● **GOAL OF THE EXERCISE**
All lines featuring the string "gear" are to be listed.

● **WORKING DATA**
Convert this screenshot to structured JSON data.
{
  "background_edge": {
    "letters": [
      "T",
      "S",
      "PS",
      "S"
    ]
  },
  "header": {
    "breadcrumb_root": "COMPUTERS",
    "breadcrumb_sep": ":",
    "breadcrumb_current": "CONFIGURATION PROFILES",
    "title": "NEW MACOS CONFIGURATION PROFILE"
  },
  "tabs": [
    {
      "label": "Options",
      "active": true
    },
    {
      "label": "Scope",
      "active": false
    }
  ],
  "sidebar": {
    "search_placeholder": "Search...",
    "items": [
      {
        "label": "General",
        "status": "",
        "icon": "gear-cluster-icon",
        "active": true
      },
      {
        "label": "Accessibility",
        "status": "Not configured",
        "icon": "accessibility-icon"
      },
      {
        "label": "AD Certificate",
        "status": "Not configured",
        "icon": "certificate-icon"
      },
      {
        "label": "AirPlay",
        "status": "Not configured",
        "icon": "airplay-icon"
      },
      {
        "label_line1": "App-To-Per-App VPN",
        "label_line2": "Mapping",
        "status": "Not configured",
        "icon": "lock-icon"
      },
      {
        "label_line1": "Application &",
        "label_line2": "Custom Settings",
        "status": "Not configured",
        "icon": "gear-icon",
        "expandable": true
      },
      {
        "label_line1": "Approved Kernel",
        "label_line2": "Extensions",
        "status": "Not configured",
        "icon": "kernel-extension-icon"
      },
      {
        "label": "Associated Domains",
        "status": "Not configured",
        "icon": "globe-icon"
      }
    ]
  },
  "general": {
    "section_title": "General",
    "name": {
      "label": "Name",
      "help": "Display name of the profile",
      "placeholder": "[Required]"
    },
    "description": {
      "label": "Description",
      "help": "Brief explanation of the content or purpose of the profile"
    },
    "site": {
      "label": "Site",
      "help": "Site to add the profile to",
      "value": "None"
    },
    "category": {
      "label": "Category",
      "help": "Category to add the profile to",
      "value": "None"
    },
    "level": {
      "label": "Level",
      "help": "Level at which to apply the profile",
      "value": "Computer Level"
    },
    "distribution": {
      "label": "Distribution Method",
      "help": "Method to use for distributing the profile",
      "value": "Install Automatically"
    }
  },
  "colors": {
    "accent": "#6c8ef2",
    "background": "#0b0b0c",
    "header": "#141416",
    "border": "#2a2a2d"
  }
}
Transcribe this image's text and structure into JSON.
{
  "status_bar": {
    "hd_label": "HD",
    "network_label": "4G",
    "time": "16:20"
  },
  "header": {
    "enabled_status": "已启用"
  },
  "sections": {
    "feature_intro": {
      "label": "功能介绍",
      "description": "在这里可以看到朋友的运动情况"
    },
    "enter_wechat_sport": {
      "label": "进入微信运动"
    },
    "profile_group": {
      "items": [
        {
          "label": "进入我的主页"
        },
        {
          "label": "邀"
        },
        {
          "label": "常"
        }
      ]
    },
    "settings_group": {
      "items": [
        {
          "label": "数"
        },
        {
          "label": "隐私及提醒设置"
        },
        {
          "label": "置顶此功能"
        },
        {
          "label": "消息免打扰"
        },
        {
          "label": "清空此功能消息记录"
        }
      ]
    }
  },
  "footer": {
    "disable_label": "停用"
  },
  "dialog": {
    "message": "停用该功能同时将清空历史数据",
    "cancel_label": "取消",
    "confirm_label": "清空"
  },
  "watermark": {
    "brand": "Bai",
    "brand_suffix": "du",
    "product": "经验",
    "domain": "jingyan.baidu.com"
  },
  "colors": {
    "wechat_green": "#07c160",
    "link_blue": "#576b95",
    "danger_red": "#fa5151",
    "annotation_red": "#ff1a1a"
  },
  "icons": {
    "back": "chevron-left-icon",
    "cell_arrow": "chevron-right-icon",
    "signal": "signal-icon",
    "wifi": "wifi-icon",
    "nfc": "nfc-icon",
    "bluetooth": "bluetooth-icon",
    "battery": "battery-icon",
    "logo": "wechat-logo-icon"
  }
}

● **EXERCISE RESULT**
        "icon": "gear-cluster-icon",
        "icon": "gear-icon",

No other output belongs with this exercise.